**Written request:** Provide the data again in its entirety, exactly as given.

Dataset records
- - - - - - -
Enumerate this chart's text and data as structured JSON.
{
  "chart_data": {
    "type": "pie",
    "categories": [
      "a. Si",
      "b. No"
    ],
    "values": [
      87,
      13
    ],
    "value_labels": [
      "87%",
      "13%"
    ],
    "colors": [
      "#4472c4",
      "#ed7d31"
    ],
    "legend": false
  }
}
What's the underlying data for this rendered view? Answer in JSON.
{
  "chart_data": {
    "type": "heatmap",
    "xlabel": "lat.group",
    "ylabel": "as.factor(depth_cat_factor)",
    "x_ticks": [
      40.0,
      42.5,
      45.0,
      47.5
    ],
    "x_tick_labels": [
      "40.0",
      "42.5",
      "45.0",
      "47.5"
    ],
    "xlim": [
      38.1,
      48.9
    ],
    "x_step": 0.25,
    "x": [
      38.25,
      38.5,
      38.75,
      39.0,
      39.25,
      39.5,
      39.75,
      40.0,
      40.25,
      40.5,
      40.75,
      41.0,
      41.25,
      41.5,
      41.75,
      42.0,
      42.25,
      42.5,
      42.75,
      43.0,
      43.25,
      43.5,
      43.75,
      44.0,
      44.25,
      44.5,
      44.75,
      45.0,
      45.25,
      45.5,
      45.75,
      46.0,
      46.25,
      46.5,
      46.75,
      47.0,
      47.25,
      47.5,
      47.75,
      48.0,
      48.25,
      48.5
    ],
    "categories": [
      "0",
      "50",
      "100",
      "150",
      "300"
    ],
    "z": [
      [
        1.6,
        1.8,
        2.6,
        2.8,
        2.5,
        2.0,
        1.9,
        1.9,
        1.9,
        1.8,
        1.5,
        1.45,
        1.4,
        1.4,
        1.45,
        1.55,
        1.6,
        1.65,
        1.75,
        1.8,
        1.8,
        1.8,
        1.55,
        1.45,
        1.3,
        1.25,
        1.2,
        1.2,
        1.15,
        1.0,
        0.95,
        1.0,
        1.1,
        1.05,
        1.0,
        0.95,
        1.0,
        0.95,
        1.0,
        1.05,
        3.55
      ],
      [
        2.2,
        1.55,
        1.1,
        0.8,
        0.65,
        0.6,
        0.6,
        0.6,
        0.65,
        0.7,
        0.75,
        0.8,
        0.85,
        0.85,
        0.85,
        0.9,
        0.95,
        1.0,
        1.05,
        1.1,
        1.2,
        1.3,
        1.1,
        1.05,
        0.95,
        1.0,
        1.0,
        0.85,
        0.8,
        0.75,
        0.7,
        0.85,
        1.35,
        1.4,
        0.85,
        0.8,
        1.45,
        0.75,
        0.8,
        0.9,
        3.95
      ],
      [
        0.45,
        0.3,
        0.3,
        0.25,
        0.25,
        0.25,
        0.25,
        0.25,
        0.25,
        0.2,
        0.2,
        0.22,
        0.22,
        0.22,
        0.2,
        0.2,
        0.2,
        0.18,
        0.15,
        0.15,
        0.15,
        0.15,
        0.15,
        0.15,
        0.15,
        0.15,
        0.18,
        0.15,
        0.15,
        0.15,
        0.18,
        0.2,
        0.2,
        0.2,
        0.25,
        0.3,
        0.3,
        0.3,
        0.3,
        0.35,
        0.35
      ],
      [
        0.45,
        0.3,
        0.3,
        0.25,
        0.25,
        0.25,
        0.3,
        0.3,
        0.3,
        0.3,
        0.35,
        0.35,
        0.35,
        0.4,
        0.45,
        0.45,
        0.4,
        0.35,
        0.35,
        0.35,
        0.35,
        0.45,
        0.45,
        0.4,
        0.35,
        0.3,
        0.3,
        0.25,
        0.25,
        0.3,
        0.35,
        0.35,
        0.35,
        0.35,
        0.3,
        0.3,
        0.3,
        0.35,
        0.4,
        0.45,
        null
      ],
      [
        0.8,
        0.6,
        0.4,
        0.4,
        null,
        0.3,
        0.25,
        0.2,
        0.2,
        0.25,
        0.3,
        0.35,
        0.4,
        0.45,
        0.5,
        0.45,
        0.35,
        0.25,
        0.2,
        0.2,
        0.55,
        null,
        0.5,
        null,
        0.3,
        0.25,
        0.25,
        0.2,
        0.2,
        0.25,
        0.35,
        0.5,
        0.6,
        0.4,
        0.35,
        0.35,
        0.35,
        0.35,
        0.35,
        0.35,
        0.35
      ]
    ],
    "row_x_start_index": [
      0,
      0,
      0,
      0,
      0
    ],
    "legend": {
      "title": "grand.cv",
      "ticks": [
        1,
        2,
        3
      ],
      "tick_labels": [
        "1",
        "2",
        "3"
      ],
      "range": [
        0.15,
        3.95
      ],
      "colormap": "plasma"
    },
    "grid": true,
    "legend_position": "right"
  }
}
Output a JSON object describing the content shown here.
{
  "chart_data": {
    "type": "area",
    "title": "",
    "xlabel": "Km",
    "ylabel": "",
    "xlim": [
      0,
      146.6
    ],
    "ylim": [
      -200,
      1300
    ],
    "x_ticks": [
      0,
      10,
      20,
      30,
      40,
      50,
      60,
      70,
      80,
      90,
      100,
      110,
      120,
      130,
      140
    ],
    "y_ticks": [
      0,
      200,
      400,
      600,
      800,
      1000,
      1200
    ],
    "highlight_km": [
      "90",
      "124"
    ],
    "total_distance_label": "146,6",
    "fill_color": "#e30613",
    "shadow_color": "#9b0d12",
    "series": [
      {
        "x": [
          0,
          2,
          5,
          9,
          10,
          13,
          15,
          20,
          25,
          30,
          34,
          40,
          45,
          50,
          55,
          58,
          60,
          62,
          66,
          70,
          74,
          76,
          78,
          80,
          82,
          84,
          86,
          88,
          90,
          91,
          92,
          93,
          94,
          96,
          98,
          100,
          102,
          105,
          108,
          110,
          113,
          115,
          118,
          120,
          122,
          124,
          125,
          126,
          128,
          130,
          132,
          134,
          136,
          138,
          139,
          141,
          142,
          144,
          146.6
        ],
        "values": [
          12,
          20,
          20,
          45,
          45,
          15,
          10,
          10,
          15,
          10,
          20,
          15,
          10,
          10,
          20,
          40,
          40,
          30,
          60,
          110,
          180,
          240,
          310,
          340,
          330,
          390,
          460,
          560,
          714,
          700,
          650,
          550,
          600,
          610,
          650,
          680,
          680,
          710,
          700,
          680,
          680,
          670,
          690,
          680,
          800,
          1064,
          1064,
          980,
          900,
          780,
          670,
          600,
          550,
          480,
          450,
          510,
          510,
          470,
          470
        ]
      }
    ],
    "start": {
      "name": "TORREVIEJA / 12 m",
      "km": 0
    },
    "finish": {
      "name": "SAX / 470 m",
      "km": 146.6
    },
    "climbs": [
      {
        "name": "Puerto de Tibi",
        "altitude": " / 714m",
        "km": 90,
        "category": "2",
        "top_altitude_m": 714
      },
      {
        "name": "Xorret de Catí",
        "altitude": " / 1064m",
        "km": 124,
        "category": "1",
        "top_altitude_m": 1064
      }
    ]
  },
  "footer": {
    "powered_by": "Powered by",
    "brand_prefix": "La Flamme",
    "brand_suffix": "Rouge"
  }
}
- - - - - - -
**Solution to this task:**
Enumerate this chart's text and data as structured JSON.
{
  "chart_data": {
    "type": "pie",
    "categories": [
      "a. Si",
      "b. No"
    ],
    "values": [
      87,
      13
    ],
    "value_labels": [
      "87%",
      "13%"
    ],
    "colors": [
      "#4472c4",
      "#ed7d31"
    ],
    "legend": false
  }
}
What's the underlying data for this rendered view? Answer in JSON.
{
  "chart_data": {
    "type": "heatmap",
    "xlabel": "lat.group",
    "ylabel": "as.factor(depth_cat_factor)",
    "x_ticks": [
      40.0,
      42.5,
      45.0,
      47.5
    ],
    "x_tick_labels": [
      "40.0",
      "42.5",
      "45.0",
      "47.5"
    ],
    "xlim": [
      38.1,
      48.9
    ],
    "x_step": 0.25,
    "x": [
      38.25,
      38.5,
      38.75,
      39.0,
      39.25,
      39.5,
      39.75,
      40.0,
      40.25,
      40.5,
      40.75,
      41.0,
      41.25,
      41.5,
      41.75,
      42.0,
      42.25,
      42.5,
      42.75,
      43.0,
      43.25,
      43.5,
      43.75,
      44.0,
      44.25,
      44.5,
      44.75,
      45.0,
      45.25,
      45.5,
      45.75,
      46.0,
      46.25,
      46.5,
      46.75,
      47.0,
      47.25,
      47.5,
      47.75,
      48.0,
      48.25,
      48.5
    ],
    "categories": [
      "0",
      "50",
      "100",
      "150",
      "300"
    ],
    "z": [
      [
        1.6,
        1.8,
        2.6,
        2.8,
        2.5,
        2.0,
        1.9,
        1.9,
        1.9,
        1.8,
        1.5,
        1.45,
        1.4,
        1.4,
        1.45,
        1.55,
        1.6,
        1.65,
        1.75,
        1.8,
        1.8,
        1.8,
        1.55,
        1.45,
        1.3,
        1.25,
        1.2,
        1.2,
        1.15,
        1.0,
        0.95,
        1.0,
        1.1,
        1.05,
        1.0,
        0.95,
        1.0,
        0.95,
        1.0,
        1.05,
        3.55
      ],
      [
        2.2,
        1.55,
        1.1,
        0.8,
        0.65,
        0.6,
        0.6,
        0.6,
        0.65,
        0.7,
        0.75,
        0.8,
        0.85,
        0.85,
        0.85,
        0.9,
        0.95,
        1.0,
        1.05,
        1.1,
        1.2,
        1.3,
        1.1,
        1.05,
        0.95,
        1.0,
        1.0,
        0.85,
        0.8,
        0.75,
        0.7,
        0.85,
        1.35,
        1.4,
        0.85,
        0.8,
        1.45,
        0.75,
        0.8,
        0.9,
        3.95
      ],
      [
        0.45,
        0.3,
        0.3,
        0.25,
        0.25,
        0.25,
        0.25,
        0.25,
        0.25,
        0.2,
        0.2,
        0.22,
        0.22,
        0.22,
        0.2,
        0.2,
        0.2,
        0.18,
        0.15,
        0.15,
        0.15,
        0.15,
        0.15,
        0.15,
        0.15,
        0.15,
        0.18,
        0.15,
        0.15,
        0.15,
        0.18,
        0.2,
        0.2,
        0.2,
        0.25,
        0.3,
        0.3,
        0.3,
        0.3,
        0.35,
        0.35
      ],
      [
        0.45,
        0.3,
        0.3,
        0.25,
        0.25,
        0.25,
        0.3,
        0.3,
        0.3,
        0.3,
        0.35,
        0.35,
        0.35,
        0.4,
        0.45,
        0.45,
        0.4,
        0.35,
        0.35,
        0.35,
        0.35,
        0.45,
        0.45,
        0.4,
        0.35,
        0.3,
        0.3,
        0.25,
        0.25,
        0.3,
        0.35,
        0.35,
        0.35,
        0.35,
        0.3,
        0.3,
        0.3,
        0.35,
        0.4,
        0.45,
        null
      ],
      [
        0.8,
        0.6,
        0.4,
        0.4,
        null,
        0.3,
        0.25,
        0.2,
        0.2,
        0.25,
        0.3,
        0.35,
        0.4,
        0.45,
        0.5,
        0.45,
        0.35,
        0.25,
        0.2,
        0.2,
        0.55,
        null,
        0.5,
        null,
        0.3,
        0.25,
        0.25,
        0.2,
        0.2,
        0.25,
        0.35,
        0.5,
        0.6,
        0.4,
        0.35,
        0.35,
        0.35,
        0.35,
        0.35,
        0.35,
        0.35
      ]
    ],
    "row_x_start_index": [
      0,
      0,
      0,
      0,
      0
    ],
    "legend": {
      "title": "grand.cv",
      "ticks": [
        1,
        2,
        3
      ],
      "tick_labels": [
        "1",
        "2",
        "3"
      ],
      "range": [
        0.15,
        3.95
      ],
      "colormap": "plasma"
    },
    "grid": true,
    "legend_position": "right"
  }
}
Output a JSON object describing the content shown here.
{
  "chart_data": {
    "type": "area",
    "title": "",
    "xlabel": "Km",
    "ylabel": "",
    "xlim": [
      0,
      146.6
    ],
    "ylim": [
      -200,
      1300
    ],
    "x_ticks": [
      0,
      10,
      20,
      30,
      40,
      50,
      60,
      70,
      80,
      90,
      100,
      110,
      120,
      130,
      140
    ],
    "y_ticks": [
      0,
      200,
      400,
      600,
      800,
      1000,
      1200
    ],
    "highlight_km": [
      "90",
      "124"
    ],
    "total_distance_label": "146,6",
    "fill_color": "#e30613",
    "shadow_color": "#9b0d12",
    "series": [
      {
        "x": [
          0,
          2,
          5,
          9,
          10,
          13,
          15,
          20,
          25,
          30,
          34,
          40,
          45,
          50,
          55,
          58,
          60,
          62,
          66,
          70,
          74,
          76,
          78,
          80,
          82,
          84,
          86,
          88,
          90,
          91,
          92,
          93,
          94,
          96,
          98,
          100,
          102,
          105,
          108,
          110,
          113,
          115,
          118,
          120,
          122,
          124,
          125,
          126,
          128,
          130,
          132,
          134,
          136,
          138,
          139,
          141,
          142,
          144,
          146.6
        ],
        "values": [
          12,
          20,
          20,
          45,
          45,
          15,
          10,
          10,
          15,
          10,
          20,
          15,
          10,
          10,
          20,
          40,
          40,
          30,
          60,
          110,
          180,
          240,
          310,
          340,
          330,
          390,
          460,
          560,
          714,
          700,
          650,
          550,
          600,
          610,
          650,
          680,
          680,
          710,
          700,
          680,
          680,
          670,
          690,
          680,
          800,
          1064,
          1064,
          980,
          900,
          780,
          670,
          600,
          550,
          480,
          450,
          510,
          510,
          470,
          470
        ]
      }
    ],
    "start": {
      "name": "TORREVIEJA / 12 m",
      "km": 0
    },
    "finish": {
      "name": "SAX / 470 m",
      "km": 146.6
    },
    "climbs": [
      {
        "name": "Puerto de Tibi",
        "altitude": " / 714m",
        "km": 90,
        "category": "2",
        "top_altitude_m": 714
      },
      {
        "name": "Xorret de Catí",
        "altitude": " / 1064m",
        "km": 124,
        "category": "1",
        "top_altitude_m": 1064
      }
    ]
  },
  "footer": {
    "powered_by": "Powered by",
    "brand_prefix": "La Flamme",
    "brand_suffix": "Rouge"
  }
}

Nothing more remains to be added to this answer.